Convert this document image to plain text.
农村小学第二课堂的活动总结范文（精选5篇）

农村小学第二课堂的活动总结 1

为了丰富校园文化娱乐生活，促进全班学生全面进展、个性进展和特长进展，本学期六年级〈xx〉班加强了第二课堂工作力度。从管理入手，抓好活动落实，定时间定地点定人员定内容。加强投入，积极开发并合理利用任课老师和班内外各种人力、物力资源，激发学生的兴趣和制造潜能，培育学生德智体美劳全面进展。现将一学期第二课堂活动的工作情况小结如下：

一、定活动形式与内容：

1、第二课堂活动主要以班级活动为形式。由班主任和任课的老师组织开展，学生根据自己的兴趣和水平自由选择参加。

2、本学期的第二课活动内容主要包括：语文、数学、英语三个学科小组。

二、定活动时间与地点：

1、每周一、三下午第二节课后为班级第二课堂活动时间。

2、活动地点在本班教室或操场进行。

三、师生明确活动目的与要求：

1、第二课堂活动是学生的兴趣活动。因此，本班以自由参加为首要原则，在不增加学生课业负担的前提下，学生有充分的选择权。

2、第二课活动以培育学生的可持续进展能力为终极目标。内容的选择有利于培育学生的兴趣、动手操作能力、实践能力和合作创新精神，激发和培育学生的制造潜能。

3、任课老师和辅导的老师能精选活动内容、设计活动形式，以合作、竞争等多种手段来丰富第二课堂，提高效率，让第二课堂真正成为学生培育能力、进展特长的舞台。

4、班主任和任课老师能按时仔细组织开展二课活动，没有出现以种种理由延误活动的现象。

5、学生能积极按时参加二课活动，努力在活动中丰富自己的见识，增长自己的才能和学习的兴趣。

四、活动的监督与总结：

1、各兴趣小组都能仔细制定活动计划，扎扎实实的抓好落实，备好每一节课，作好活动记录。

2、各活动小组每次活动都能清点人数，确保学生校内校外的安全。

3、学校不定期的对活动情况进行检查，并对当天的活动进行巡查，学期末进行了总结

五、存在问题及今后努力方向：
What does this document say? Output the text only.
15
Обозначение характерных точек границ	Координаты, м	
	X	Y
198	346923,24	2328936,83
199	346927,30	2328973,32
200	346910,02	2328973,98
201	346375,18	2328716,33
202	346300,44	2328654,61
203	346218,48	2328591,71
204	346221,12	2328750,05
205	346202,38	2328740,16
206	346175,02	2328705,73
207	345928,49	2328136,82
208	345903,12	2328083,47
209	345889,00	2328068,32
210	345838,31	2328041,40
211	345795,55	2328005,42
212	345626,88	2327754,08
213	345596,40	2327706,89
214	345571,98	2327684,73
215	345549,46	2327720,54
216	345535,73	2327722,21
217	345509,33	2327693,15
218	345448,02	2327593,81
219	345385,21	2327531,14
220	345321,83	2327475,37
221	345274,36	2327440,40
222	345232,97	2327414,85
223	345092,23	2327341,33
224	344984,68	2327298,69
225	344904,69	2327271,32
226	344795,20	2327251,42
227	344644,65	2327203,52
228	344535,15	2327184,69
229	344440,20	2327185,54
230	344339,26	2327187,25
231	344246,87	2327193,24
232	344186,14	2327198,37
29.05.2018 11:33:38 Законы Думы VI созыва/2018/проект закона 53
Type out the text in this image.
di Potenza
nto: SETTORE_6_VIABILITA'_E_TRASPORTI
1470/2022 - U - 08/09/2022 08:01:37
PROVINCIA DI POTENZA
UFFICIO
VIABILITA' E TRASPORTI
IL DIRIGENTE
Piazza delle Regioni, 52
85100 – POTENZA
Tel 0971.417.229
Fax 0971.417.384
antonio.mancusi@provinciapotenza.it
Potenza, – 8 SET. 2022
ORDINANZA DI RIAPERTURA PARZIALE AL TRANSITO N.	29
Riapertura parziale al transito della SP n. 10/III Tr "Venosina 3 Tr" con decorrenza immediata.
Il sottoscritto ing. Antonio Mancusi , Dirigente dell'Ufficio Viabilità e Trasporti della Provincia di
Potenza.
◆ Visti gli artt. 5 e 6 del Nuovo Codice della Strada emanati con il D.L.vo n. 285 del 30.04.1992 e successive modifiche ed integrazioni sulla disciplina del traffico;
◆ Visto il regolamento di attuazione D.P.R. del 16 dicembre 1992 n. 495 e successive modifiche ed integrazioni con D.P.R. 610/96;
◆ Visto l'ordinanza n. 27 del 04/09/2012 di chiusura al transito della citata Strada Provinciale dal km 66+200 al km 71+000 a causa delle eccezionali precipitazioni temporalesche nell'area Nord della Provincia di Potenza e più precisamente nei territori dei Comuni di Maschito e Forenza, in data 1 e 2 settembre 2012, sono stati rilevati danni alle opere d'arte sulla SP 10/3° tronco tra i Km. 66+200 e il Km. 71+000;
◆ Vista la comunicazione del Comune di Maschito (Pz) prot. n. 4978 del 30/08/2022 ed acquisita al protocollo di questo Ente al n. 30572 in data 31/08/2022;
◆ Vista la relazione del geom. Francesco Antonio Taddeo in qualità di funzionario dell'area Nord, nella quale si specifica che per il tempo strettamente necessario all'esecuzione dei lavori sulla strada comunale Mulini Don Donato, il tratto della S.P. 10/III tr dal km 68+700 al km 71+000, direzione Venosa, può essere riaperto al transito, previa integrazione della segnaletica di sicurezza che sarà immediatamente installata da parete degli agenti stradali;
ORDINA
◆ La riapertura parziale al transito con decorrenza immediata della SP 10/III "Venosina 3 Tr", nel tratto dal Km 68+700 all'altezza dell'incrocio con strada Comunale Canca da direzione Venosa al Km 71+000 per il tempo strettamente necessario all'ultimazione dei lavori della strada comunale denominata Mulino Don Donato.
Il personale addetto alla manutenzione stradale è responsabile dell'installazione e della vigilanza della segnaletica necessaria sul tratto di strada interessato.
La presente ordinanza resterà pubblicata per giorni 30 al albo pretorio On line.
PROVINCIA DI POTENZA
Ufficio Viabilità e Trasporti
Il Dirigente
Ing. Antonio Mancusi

■ ■ ■

» Exercise instructions
Quote the whole listing above, leaving nothing out.

» Result of the task
Convert this document image to plain text.
农村小学第二课堂的活动总结范文（精选5篇）

农村小学第二课堂的活动总结 1

为了丰富校园文化娱乐生活，促进全班学生全面进展、个性进展和特长进展，本学期六年级〈xx〉班加强了第二课堂工作力度。从管理入手，抓好活动落实，定时间定地点定人员定内容。加强投入，积极开发并合理利用任课老师和班内外各种人力、物力资源，激发学生的兴趣和制造潜能，培育学生德智体美劳全面进展。现将一学期第二课堂活动的工作情况小结如下：

一、定活动形式与内容：

1、第二课堂活动主要以班级活动为形式。由班主任和任课的老师组织开展，学生根据自己的兴趣和水平自由选择参加。

2、本学期的第二课活动内容主要包括：语文、数学、英语三个学科小组。

二、定活动时间与地点：

1、每周一、三下午第二节课后为班级第二课堂活动时间。

2、活动地点在本班教室或操场进行。

三、师生明确活动目的与要求：

1、第二课堂活动是学生的兴趣活动。因此，本班以自由参加为首要原则，在不增加学生课业负担的前提下，学生有充分的选择权。

2、第二课活动以培育学生的可持续进展能力为终极目标。内容的选择有利于培育学生的兴趣、动手操作能力、实践能力和合作创新精神，激发和培育学生的制造潜能。

3、任课老师和辅导的老师能精选活动内容、设计活动形式，以合作、竞争等多种手段来丰富第二课堂，提高效率，让第二课堂真正成为学生培育能力、进展特长的舞台。

4、班主任和任课老师能按时仔细组织开展二课活动，没有出现以种种理由延误活动的现象。

5、学生能积极按时参加二课活动，努力在活动中丰富自己的见识，增长自己的才能和学习的兴趣。

四、活动的监督与总结：

1、各兴趣小组都能仔细制定活动计划，扎扎实实的抓好落实，备好每一节课，作好活动记录。

2、各活动小组每次活动都能清点人数，确保学生校内校外的安全。

3、学校不定期的对活动情况进行检查，并对当天的活动进行巡查，学期末进行了总结

五、存在问题及今后努力方向：
What does this document say? Output the text only.
15
Обозначение характерных точек границ	Координаты, м	
	X	Y
198	346923,24	2328936,83
199	346927,30	2328973,32
200	346910,02	2328973,98
201	346375,18	2328716,33
202	346300,44	2328654,61
203	346218,48	2328591,71
204	346221,12	2328750,05
205	346202,38	2328740,16
206	346175,02	2328705,73
207	345928,49	2328136,82
208	345903,12	2328083,47
209	345889,00	2328068,32
210	345838,31	2328041,40
211	345795,55	2328005,42
212	345626,88	2327754,08
213	345596,40	2327706,89
214	345571,98	2327684,73
215	345549,46	2327720,54
216	345535,73	2327722,21
217	345509,33	2327693,15
218	345448,02	2327593,81
219	345385,21	2327531,14
220	345321,83	2327475,37
221	345274,36	2327440,40
222	345232,97	2327414,85
223	345092,23	2327341,33
224	344984,68	2327298,69
225	344904,69	2327271,32
226	344795,20	2327251,42
227	344644,65	2327203,52
228	344535,15	2327184,69
229	344440,20	2327185,54
230	344339,26	2327187,25
231	344246,87	2327193,24
232	344186,14	2327198,37
29.05.2018 11:33:38 Законы Думы VI созыва/2018/проект закона 53
Type out the text in this image.
di Potenza
nto: SETTORE_6_VIABILITA'_E_TRASPORTI
1470/2022 - U - 08/09/2022 08:01:37
PROVINCIA DI POTENZA
UFFICIO
VIABILITA' E TRASPORTI
IL DIRIGENTE
Piazza delle Regioni, 52
85100 – POTENZA
Tel 0971.417.229
Fax 0971.417.384
antonio.mancusi@provinciapotenza.it
Potenza, – 8 SET. 2022
ORDINANZA DI RIAPERTURA PARZIALE AL TRANSITO N.	29
Riapertura parziale al transito della SP n. 10/III Tr "Venosina 3 Tr" con decorrenza immediata.
Il sottoscritto ing. Antonio Mancusi , Dirigente dell'Ufficio Viabilità e Trasporti della Provincia di
Potenza.
◆ Visti gli artt. 5 e 6 del Nuovo Codice della Strada emanati con il D.L.vo n. 285 del 30.04.1992 e successive modifiche ed integrazioni sulla disciplina del traffico;
◆ Visto il regolamento di attuazione D.P.R. del 16 dicembre 1992 n. 495 e successive modifiche ed integrazioni con D.P.R. 610/96;
◆ Visto l'ordinanza n. 27 del 04/09/2012 di chiusura al transito della citata Strada Provinciale dal km 66+200 al km 71+000 a causa delle eccezionali precipitazioni temporalesche nell'area Nord della Provincia di Potenza e più precisamente nei territori dei Comuni di Maschito e Forenza, in data 1 e 2 settembre 2012, sono stati rilevati danni alle opere d'arte sulla SP 10/3° tronco tra i Km. 66+200 e il Km. 71+000;
◆ Vista la comunicazione del Comune di Maschito (Pz) prot. n. 4978 del 30/08/2022 ed acquisita al protocollo di questo Ente al n. 30572 in data 31/08/2022;
◆ Vista la relazione del geom. Francesco Antonio Taddeo in qualità di funzionario dell'area Nord, nella quale si specifica che per il tempo strettamente necessario all'esecuzione dei lavori sulla strada comunale Mulini Don Donato, il tratto della S.P. 10/III tr dal km 68+700 al km 71+000, direzione Venosa, può essere riaperto al transito, previa integrazione della segnaletica di sicurezza che sarà immediatamente installata da parete degli agenti stradali;
ORDINA
◆ La riapertura parziale al transito con decorrenza immediata della SP 10/III "Venosina 3 Tr", nel tratto dal Km 68+700 all'altezza dell'incrocio con strada Comunale Canca da direzione Venosa al Km 71+000 per il tempo strettamente necessario all'ultimazione dei lavori della strada comunale denominata Mulino Don Donato.
Il personale addetto alla manutenzione stradale è responsabile dell'installazione e della vigilanza della segnaletica necessaria sul tratto di strada interessato.
La presente ordinanza resterà pubblicata per giorni 30 al albo pretorio On line.
PROVINCIA DI POTENZA
Ufficio Viabilità e Trasporti
Il Dirigente
Ing. Antonio Mancusi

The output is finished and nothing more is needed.